- WHAT YOU WILL DO -
Could you print every record below exactly as it appears?

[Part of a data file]
+ + + +

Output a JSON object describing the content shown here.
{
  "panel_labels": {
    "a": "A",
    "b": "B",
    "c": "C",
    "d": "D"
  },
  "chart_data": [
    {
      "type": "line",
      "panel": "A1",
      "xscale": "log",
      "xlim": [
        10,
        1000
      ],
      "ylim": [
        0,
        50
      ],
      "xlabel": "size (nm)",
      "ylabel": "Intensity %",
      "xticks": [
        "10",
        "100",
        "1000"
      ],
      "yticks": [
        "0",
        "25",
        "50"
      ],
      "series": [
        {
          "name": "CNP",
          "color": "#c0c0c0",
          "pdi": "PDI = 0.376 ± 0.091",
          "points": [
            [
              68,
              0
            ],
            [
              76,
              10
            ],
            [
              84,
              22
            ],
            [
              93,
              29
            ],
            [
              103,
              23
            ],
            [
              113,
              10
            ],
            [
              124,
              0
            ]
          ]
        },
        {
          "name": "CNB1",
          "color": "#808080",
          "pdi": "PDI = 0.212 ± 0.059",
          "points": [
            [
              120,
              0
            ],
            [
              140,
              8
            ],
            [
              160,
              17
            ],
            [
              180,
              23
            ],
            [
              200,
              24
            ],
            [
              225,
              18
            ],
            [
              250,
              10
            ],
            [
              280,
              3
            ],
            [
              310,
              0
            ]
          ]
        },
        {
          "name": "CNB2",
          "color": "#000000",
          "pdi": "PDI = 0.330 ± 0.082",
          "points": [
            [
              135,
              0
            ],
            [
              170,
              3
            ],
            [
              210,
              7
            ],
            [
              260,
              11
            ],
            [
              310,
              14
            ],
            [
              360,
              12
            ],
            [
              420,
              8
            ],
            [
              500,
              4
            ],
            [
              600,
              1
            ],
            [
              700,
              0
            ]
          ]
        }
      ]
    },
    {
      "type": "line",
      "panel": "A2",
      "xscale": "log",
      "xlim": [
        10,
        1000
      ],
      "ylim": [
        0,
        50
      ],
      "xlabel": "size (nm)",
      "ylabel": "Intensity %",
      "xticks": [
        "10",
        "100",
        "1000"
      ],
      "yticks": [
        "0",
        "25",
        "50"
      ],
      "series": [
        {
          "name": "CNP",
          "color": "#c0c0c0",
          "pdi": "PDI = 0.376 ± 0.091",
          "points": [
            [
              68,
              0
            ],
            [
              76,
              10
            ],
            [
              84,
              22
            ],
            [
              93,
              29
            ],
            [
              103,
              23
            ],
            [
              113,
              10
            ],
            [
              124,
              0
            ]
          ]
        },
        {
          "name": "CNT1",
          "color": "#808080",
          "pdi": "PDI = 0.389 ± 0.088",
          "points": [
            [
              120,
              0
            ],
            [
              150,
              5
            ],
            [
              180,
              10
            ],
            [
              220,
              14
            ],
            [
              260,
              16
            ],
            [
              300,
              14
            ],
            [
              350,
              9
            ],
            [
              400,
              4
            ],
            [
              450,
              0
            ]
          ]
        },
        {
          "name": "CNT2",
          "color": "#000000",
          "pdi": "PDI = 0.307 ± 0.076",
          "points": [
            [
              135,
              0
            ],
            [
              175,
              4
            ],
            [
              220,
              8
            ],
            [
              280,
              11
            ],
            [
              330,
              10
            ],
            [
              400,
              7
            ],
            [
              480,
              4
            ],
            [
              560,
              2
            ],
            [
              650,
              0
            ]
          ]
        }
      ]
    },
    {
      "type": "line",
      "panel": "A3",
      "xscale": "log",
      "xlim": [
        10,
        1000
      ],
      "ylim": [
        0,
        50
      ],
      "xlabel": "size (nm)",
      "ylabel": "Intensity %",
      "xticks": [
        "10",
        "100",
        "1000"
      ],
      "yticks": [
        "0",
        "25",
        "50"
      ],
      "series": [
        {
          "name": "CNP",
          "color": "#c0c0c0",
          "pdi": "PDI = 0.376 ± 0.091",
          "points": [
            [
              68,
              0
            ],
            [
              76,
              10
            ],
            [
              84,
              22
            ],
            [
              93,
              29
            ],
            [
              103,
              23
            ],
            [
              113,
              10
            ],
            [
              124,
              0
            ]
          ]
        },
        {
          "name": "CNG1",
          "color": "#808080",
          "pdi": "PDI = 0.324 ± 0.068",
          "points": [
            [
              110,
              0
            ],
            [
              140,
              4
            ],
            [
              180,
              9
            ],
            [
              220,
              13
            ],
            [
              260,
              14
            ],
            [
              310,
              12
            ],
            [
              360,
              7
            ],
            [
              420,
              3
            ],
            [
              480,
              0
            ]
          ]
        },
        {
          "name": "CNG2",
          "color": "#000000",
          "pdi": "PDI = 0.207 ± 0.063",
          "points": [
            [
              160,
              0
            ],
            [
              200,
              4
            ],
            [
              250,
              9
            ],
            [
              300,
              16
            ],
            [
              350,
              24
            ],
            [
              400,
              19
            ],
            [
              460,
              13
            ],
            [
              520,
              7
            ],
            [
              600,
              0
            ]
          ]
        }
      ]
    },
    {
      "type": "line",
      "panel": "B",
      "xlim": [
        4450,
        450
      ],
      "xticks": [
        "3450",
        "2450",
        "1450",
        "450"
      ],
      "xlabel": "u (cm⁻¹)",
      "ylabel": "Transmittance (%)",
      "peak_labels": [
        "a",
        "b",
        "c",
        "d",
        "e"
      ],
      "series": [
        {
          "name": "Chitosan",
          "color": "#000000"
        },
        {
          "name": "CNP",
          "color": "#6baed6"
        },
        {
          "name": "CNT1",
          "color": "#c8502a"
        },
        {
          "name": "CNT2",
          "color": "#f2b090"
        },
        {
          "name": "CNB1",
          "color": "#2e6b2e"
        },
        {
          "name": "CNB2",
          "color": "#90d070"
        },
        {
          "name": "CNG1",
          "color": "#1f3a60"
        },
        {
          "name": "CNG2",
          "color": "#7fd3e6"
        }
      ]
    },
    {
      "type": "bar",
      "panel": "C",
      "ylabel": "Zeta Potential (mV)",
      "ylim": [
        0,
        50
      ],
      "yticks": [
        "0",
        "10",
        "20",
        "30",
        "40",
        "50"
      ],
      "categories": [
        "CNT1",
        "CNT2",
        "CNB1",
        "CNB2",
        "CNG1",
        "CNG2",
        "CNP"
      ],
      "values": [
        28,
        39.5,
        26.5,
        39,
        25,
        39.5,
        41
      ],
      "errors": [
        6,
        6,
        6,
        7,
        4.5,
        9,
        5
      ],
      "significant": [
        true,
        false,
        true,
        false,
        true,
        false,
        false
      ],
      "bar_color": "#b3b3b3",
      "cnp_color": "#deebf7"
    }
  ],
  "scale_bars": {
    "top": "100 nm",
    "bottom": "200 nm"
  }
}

+ + + +

- TASK SOLUTION -
Output a JSON object describing the content shown here.
{
  "panel_labels": {
    "a": "A",
    "b": "B",
    "c": "C",
    "d": "D"
  },
  "chart_data": [
    {
      "type": "line",
      "panel": "A1",
      "xscale": "log",
      "xlim": [
        10,
        1000
      ],
      "ylim": [
        0,
        50
      ],
      "xlabel": "size (nm)",
      "ylabel": "Intensity %",
      "xticks": [
        "10",
        "100",
        "1000"
      ],
      "yticks": [
        "0",
        "25",
        "50"
      ],
      "series": [
        {
          "name": "CNP",
          "color": "#c0c0c0",
          "pdi": "PDI = 0.376 ± 0.091",
          "points": [
            [
              68,
              0
            ],
            [
              76,
              10
            ],
            [
              84,
              22
            ],
            [
              93,
              29
            ],
            [
              103,
              23
            ],
            [
              113,
              10
            ],
            [
              124,
              0
            ]
          ]
        },
        {
          "name": "CNB1",
          "color": "#808080",
          "pdi": "PDI = 0.212 ± 0.059",
          "points": [
            [
              120,
              0
            ],
            [
              140,
              8
            ],
            [
              160,
              17
            ],
            [
              180,
              23
            ],
            [
              200,
              24
            ],
            [
              225,
              18
            ],
            [
              250,
              10
            ],
            [
              280,
              3
            ],
            [
              310,
              0
            ]
          ]
        },
        {
          "name": "CNB2",
          "color": "#000000",
          "pdi": "PDI = 0.330 ± 0.082",
          "points": [
            [
              135,
              0
            ],
            [
              170,
              3
            ],
            [
              210,
              7
            ],
            [
              260,
              11
            ],
            [
              310,
              14
            ],
            [
              360,
              12
            ],
            [
              420,
              8
            ],
            [
              500,
              4
            ],
            [
              600,
              1
            ],
            [
              700,
              0
            ]
          ]
        }
      ]
    },
    {
      "type": "line",
      "panel": "A2",
      "xscale": "log",
      "xlim": [
        10,
        1000
      ],
      "ylim": [
        0,
        50
      ],
      "xlabel": "size (nm)",
      "ylabel": "Intensity %",
      "xticks": [
        "10",
        "100",
        "1000"
      ],
      "yticks": [
        "0",
        "25",
        "50"
      ],
      "series": [
        {
          "name": "CNP",
          "color": "#c0c0c0",
          "pdi": "PDI = 0.376 ± 0.091",
          "points": [
            [
              68,
              0
            ],
            [
              76,
              10
            ],
            [
              84,
              22
            ],
            [
              93,
              29
            ],
            [
              103,
              23
            ],
            [
              113,
              10
            ],
            [
              124,
              0
            ]
          ]
        },
        {
          "name": "CNT1",
          "color": "#808080",
          "pdi": "PDI = 0.389 ± 0.088",
          "points": [
            [
              120,
              0
            ],
            [
              150,
              5
            ],
            [
              180,
              10
            ],
            [
              220,
              14
            ],
            [
              260,
              16
            ],
            [
              300,
              14
            ],
            [
              350,
              9
            ],
            [
              400,
              4
            ],
            [
              450,
              0
            ]
          ]
        },
        {
          "name": "CNT2",
          "color": "#000000",
          "pdi": "PDI = 0.307 ± 0.076",
          "points": [
            [
              135,
              0
            ],
            [
              175,
              4
            ],
            [
              220,
              8
            ],
            [
              280,
              11
            ],
            [
              330,
              10
            ],
            [
              400,
              7
            ],
            [
              480,
              4
            ],
            [
              560,
              2
            ],
            [
              650,
              0
            ]
          ]
        }
      ]
    },
    {
      "type": "line",
      "panel": "A3",
      "xscale": "log",
      "xlim": [
        10,
        1000
      ],
      "ylim": [
        0,
        50
      ],
      "xlabel": "size (nm)",
      "ylabel": "Intensity %",
      "xticks": [
        "10",
        "100",
        "1000"
      ],
      "yticks": [
        "0",
        "25",
        "50"
      ],
      "series": [
        {
          "name": "CNP",
          "color": "#c0c0c0",
          "pdi": "PDI = 0.376 ± 0.091",
          "points": [
            [
              68,
              0
            ],
            [
              76,
              10
            ],
            [
              84,
              22
            ],
            [
              93,
              29
            ],
            [
              103,
              23
            ],
            [
              113,
              10
            ],
            [
              124,
              0
            ]
          ]
        },
        {
          "name": "CNG1",
          "color": "#808080",
          "pdi": "PDI = 0.324 ± 0.068",
          "points": [
            [
              110,
              0
            ],
            [
              140,
              4
            ],
            [
              180,
              9
            ],
            [
              220,
              13
            ],
            [
              260,
              14
            ],
            [
              310,
              12
            ],
            [
              360,
              7
            ],
            [
              420,
              3
            ],
            [
              480,
              0
            ]
          ]
        },
        {
          "name": "CNG2",
          "color": "#000000",
          "pdi": "PDI = 0.207 ± 0.063",
          "points": [
            [
              160,
              0
            ],
            [
              200,
              4
            ],
            [
              250,
              9
            ],
            [
              300,
              16
            ],
            [
              350,
              24
            ],
            [
              400,
              19
            ],
            [
              460,
              13
            ],
            [
              520,
              7
            ],
            [
              600,
              0
            ]
          ]
        }
      ]
    },
    {
      "type": "line",
      "panel": "B",
      "xlim": [
        4450,
        450
      ],
      "xticks": [
        "3450",
        "2450",
        "1450",
        "450"
      ],
      "xlabel": "u (cm⁻¹)",
      "ylabel": "Transmittance (%)",
      "peak_labels": [
        "a",
        "b",
        "c",
        "d",
        "e"
      ],
      "series": [
        {
          "name": "Chitosan",
          "color": "#000000"
        },
        {
          "name": "CNP",
          "color": "#6baed6"
        },
        {
          "name": "CNT1",
          "color": "#c8502a"
        },
        {
          "name": "CNT2",
          "color": "#f2b090"
        },
        {
          "name": "CNB1",
          "color": "#2e6b2e"
        },
        {
          "name": "CNB2",
          "color": "#90d070"
        },
        {
          "name": "CNG1",
          "color": "#1f3a60"
        },
        {
          "name": "CNG2",
          "color": "#7fd3e6"
        }
      ]
    },
    {
      "type": "bar",
      "panel": "C",
      "ylabel": "Zeta Potential (mV)",
      "ylim": [
        0,
        50
      ],
      "yticks": [
        "0",
        "10",
        "20",
        "30",
        "40",
        "50"
      ],
      "categories": [
        "CNT1",
        "CNT2",
        "CNB1",
        "CNB2",
        "CNG1",
        "CNG2",
        "CNP"
      ],
      "values": [
        28,
        39.5,
        26.5,
        39,
        25,
        39.5,
        41
      ],
      "errors": [
        6,
        6,
        6,
        7,
        4.5,
        9,
        5
      ],
      "significant": [
        true,
        false,
        true,
        false,
        true,
        false,
        false
      ],
      "bar_color": "#b3b3b3",
      "cnp_color": "#deebf7"
    }
  ],
  "scale_bars": {
    "top": "100 nm",
    "bottom": "200 nm"
  }
}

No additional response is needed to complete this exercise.